## Parts of the exercise:
1. Render this sentence from the asymptotic formulas excerpt in Spanish: "However, for some special functions asymptotic formulas with more terms or with better unconditional errors can be obtained."
2. Provide a continuation of the asymptotic formulas excerpt, beginning right after its last sentence.

## Excerpted text:
START
However, for some special functions asymptotic formulas with more terms or with better unconditional errors can be obtained. See, e.g. (1.6), namely the case \(f(n)=\tau (n)\) and our next results.

Let f be a function such that \((\mu *f)(n)=0\) for all \(n\ne p^\nu \) (n is not a prime power), \((\mu *f)(p^\nu )=g(p)\) does not depend on \(\nu \) and g(p) is sufficiently small for the primes p. More exactly, we have the next result.
END
[Item position listing]
START
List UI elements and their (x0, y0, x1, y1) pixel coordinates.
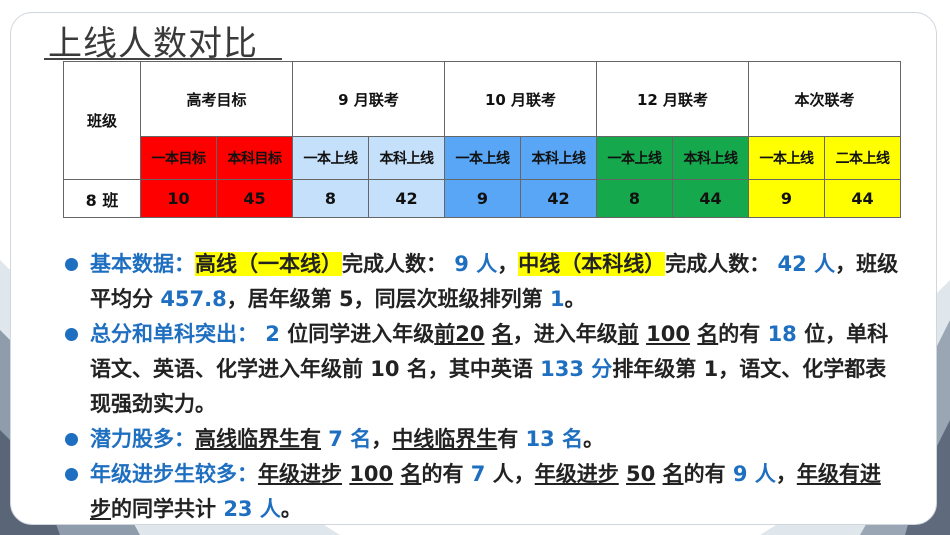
underlined-text: 50 (626, 462, 656, 486)
bullet-text: 有 (497, 427, 526, 451)
underlined-text: 前 (434, 322, 456, 346)
bullet-value: 133 分 (540, 357, 613, 381)
bullet-value: 18 (767, 322, 797, 346)
table-row: 8 班 10 45 8 42 9 42 8 44 9 44 (63, 179, 901, 218)
value-cell: 9 (748, 179, 825, 218)
bullet-label: 年级进步生较多： (90, 462, 258, 486)
bullet-value: 42 人 (770, 252, 836, 276)
scores-table: 班级 高考目标 9 月联考 10 月联考 12 月联考 本次联考 一本目标 本科… (63, 61, 901, 218)
underlined-text: 名 (400, 462, 422, 486)
bullet-text: 的有 (683, 462, 733, 486)
title-underline (44, 58, 282, 60)
bullet-top-scores: 总分和单科突出： 2 位同学进入年级前20 名，进入年级前 100 名的有 18… (60, 317, 900, 422)
underlined-text: 年级进步 (534, 462, 619, 486)
bullet-value: 13 名 (525, 427, 584, 451)
subheader-cell: 本科目标 (216, 136, 293, 180)
bullet-dot-icon (65, 328, 78, 341)
group-header: 本次联考 (748, 61, 901, 137)
bullet-basic-data: 基本数据：高线（一本线）完成人数： 9 人，中线（本科线）完成人数： 42 人，… (60, 247, 900, 317)
bullet-text: 。 (583, 427, 605, 451)
bullet-text: 。 (564, 287, 586, 311)
underlined-text: 高线临界生有 (195, 427, 321, 451)
underlined-text: 名 (662, 462, 684, 486)
bullet-text: 完成人数： (342, 252, 447, 276)
bullet-text: 完成人数： (665, 252, 771, 276)
underlined-text: 名 (491, 322, 513, 346)
bullet-text (655, 462, 662, 486)
bullet-text (619, 462, 626, 486)
highlight-text: 中线（本科线） (518, 252, 666, 276)
bullet-text: 的同学共计 (111, 497, 224, 521)
bullet-list: 基本数据：高线（一本线）完成人数： 9 人，中线（本科线）完成人数： 42 人，… (60, 247, 900, 527)
group-header: 10 月联考 (444, 61, 597, 137)
bullet-label: 基本数据： (90, 252, 195, 276)
bullet-text: ， (497, 252, 519, 276)
value-cell: 10 (140, 179, 217, 218)
table-subheader-row: 一本目标 本科目标 一本上线 本科上线 一本上线 本科上线 一本上线 本科上线 … (64, 136, 901, 180)
bullet-value: 7 (470, 462, 486, 486)
bullet-value: 1 (549, 287, 565, 311)
bullet-value: 9 人 (732, 462, 776, 486)
bullet-potential: 潜力股多：高线临界生有 7 名，中线临界生有 13 名。 (60, 422, 900, 457)
value-cell: 9 (444, 179, 521, 218)
underlined-text: 前 (617, 322, 639, 346)
value-cell: 8 (596, 179, 673, 218)
bullet-text: ， (371, 427, 393, 451)
underlined-text: 100 (646, 322, 690, 346)
group-header: 高考目标 (140, 61, 293, 137)
bullet-dot-icon (65, 258, 78, 271)
table-header-row: 班级 高考目标 9 月联考 10 月联考 12 月联考 本次联考 (63, 61, 901, 180)
bullet-value: 457.8 (160, 287, 227, 311)
subheader-cell: 一本目标 (140, 136, 217, 180)
bullet-value: 7 名 (321, 427, 372, 451)
subheader-cell: 一本上线 (748, 136, 825, 180)
value-cell: 8 (292, 179, 369, 218)
subheader-cell: 一本上线 (292, 136, 369, 180)
underlined-text: 100 (349, 462, 394, 486)
bullet-dot-icon (65, 468, 78, 481)
group-header: 9 月联考 (292, 61, 445, 137)
value-cell: 45 (216, 179, 293, 218)
underlined-text: 20 (455, 322, 485, 346)
value-cell: 42 (368, 179, 445, 218)
subheader-cell: 本科上线 (520, 136, 597, 180)
value-cell: 44 (672, 179, 749, 218)
bullet-text: 人， (485, 462, 535, 486)
bullet-text: ， (775, 462, 797, 486)
underlined-text: 名 (697, 322, 719, 346)
class-header: 班级 (63, 61, 141, 180)
bullet-value: 9 人 (447, 252, 498, 276)
bullet-label: 潜力股多： (90, 427, 195, 451)
subheader-cell: 二本上线 (824, 136, 901, 180)
bullet-progress: 年级进步生较多：年级进步 100 名的有 7 人，年级进步 50 名的有 9 人… (60, 457, 900, 527)
bullet-text: ，进入年级 (512, 322, 618, 346)
bullet-dot-icon (65, 433, 78, 446)
bullet-text: 的有 (718, 322, 768, 346)
bullet-text: ，居年级第 5，同层次班级排列第 (226, 287, 550, 311)
subheader-cell: 一本上线 (596, 136, 673, 180)
value-cell: 42 (520, 179, 597, 218)
group-header: 12 月联考 (596, 61, 749, 137)
subheader-cell: 一本上线 (444, 136, 521, 180)
bullet-value: 2 (258, 322, 288, 346)
highlight-text: 高线（一本线） (195, 252, 342, 276)
bullet-text: 的有 (421, 462, 471, 486)
bullet-text: 位同学进入年级 (287, 322, 435, 346)
bullet-text: 。 (280, 497, 302, 521)
bullet-text (639, 322, 646, 346)
bullet-value: 23 人 (223, 497, 281, 521)
subheader-cell: 本科上线 (672, 136, 749, 180)
row-label: 8 班 (63, 179, 141, 218)
underlined-text: 中线临界生 (392, 427, 498, 451)
subheader-cell: 本科上线 (368, 136, 445, 180)
underlined-text: 年级进步 (258, 462, 342, 486)
bullet-text (484, 322, 491, 346)
value-cell: 44 (824, 179, 901, 218)
bullet-label: 总分和单科突出： (90, 322, 258, 346)
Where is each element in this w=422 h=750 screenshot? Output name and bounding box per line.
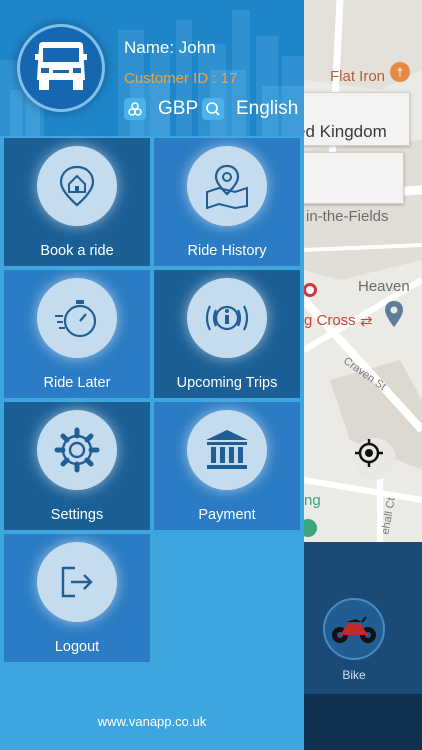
menu-label-ride-later: Ride Later [43,375,111,391]
drawer-header: Name: John Customer ID : 17 GBP English [0,0,304,136]
underground-icon [303,283,317,297]
crosshair-icon [355,439,383,467]
map-label-heaven: Heaven [358,278,410,295]
menu-item-upcoming-trips[interactable]: Upcoming Trips [154,270,300,398]
menu-label-ride-history: Ride History [187,243,267,259]
logout-icon [37,542,117,622]
home-pin-icon [37,146,117,226]
map-label-ng: ng [304,492,321,509]
menu-label-logout: Logout [54,639,100,655]
gear-icon [37,410,117,490]
map-label-flat-iron: Flat Iron [330,68,386,85]
location-pin-icon[interactable] [384,300,404,328]
motorbike-icon [332,616,376,643]
map-label-in-the-fields: in-the-Fields [306,208,389,225]
rail-icon: ⇄ [360,313,373,330]
dropoff-address-field[interactable] [290,152,404,204]
menu-item-logout[interactable]: Logout [4,534,150,662]
van-icon [35,42,87,90]
footer-website-link[interactable]: www.vanapp.co.uk [0,714,304,729]
menu-item-ride-history[interactable]: Ride History [154,138,300,266]
menu-label-payment: Payment [198,507,256,523]
map-label-charing-cross: g Cross [304,312,356,329]
avatar[interactable] [17,24,105,112]
menu-label-upcoming-trips: Upcoming Trips [176,375,278,391]
user-name: Name: John [124,38,216,57]
customer-id: Customer ID : 17 [124,70,238,87]
menu-label-settings: Settings [50,507,104,523]
stopwatch-icon [37,278,117,358]
restaurant-pin-icon[interactable]: † [390,62,410,82]
language-selector[interactable]: English [202,98,298,120]
navigation-drawer: Name: John Customer ID : 17 GBP English … [0,0,304,750]
menu-label-book-a-ride: Book a ride [40,243,114,259]
map-pin-icon [187,146,267,226]
menu-item-book-a-ride[interactable]: Book a ride [4,138,150,266]
menu-item-ride-later[interactable]: Ride Later [4,270,150,398]
language-value: English [236,98,299,119]
bank-icon [187,410,267,490]
menu-item-payment[interactable]: Payment [154,402,300,530]
menu-item-settings[interactable]: Settings [4,402,150,530]
pickup-address-text: ed Kingdom [296,122,387,141]
vehicle-option-bike[interactable] [323,598,385,660]
info-icon [187,278,267,358]
currency-icon [124,98,146,120]
currency-selector[interactable]: GBP [124,98,198,120]
language-icon [202,98,224,120]
currency-value: GBP [158,98,199,119]
vehicle-label-bike: Bike [342,668,366,682]
my-location-button[interactable] [354,438,396,480]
END
## Results for each task:
1. Sin embargo, para algunas funciones especiales se pueden obtener fórmulas asintóticas con más términos o con mejores errores incondicionales.

2.
Theorem 2.4

Let f be an arithmetic function such that there exists a subset Q of the set of primes \({\mathbb {P}}\) and there exists a subset S of \({\mathbb {N}}\) with \(1\in S\), satisfying the following properties:

  1. i)

    \((\mu *f)(n)=0\) for all \(n\ne p^\nu \), where \(p\in Q\) and \(\nu \in S\),

  2. ii)

    \((\mu *f)(p^\nu )= g(p)\), depending only on p, for all prime powers \(p^\nu \) with \(p\in Q\), \(\nu \in S\).

  3. iii)

    \(g(p) \ll (\log p)^{\eta }\), as \(p\rightarrow \infty \), where \(\eta \ge 0\) is a fixed real number.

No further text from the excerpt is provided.